WHAT THE EXERCISE ASKS:
Reply with one number: how many lines contain the word "ideaCode".

━━ ENTRIES SHOWN

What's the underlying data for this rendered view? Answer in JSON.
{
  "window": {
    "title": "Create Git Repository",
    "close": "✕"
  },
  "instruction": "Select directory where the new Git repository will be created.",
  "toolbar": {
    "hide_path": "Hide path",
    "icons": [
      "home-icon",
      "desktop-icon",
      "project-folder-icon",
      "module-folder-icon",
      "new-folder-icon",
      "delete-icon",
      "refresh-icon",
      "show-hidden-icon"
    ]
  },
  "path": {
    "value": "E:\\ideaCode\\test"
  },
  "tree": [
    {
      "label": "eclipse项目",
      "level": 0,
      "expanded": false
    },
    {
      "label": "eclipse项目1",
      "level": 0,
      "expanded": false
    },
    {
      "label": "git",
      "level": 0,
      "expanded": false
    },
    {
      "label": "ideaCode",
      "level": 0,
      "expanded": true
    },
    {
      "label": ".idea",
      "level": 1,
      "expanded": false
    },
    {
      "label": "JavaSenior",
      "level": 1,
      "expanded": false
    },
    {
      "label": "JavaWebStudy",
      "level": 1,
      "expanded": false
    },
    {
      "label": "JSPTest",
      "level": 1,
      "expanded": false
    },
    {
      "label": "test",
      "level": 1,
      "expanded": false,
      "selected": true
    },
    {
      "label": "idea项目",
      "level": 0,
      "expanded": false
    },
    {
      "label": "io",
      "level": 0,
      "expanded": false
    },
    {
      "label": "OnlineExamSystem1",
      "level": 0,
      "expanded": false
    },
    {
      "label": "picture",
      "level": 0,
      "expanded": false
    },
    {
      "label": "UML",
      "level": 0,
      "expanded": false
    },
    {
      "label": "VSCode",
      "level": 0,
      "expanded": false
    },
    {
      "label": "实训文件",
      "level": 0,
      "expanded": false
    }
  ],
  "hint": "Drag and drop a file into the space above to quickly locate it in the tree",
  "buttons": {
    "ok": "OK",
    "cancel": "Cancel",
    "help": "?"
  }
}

━━━━

FINAL ANSWER:
2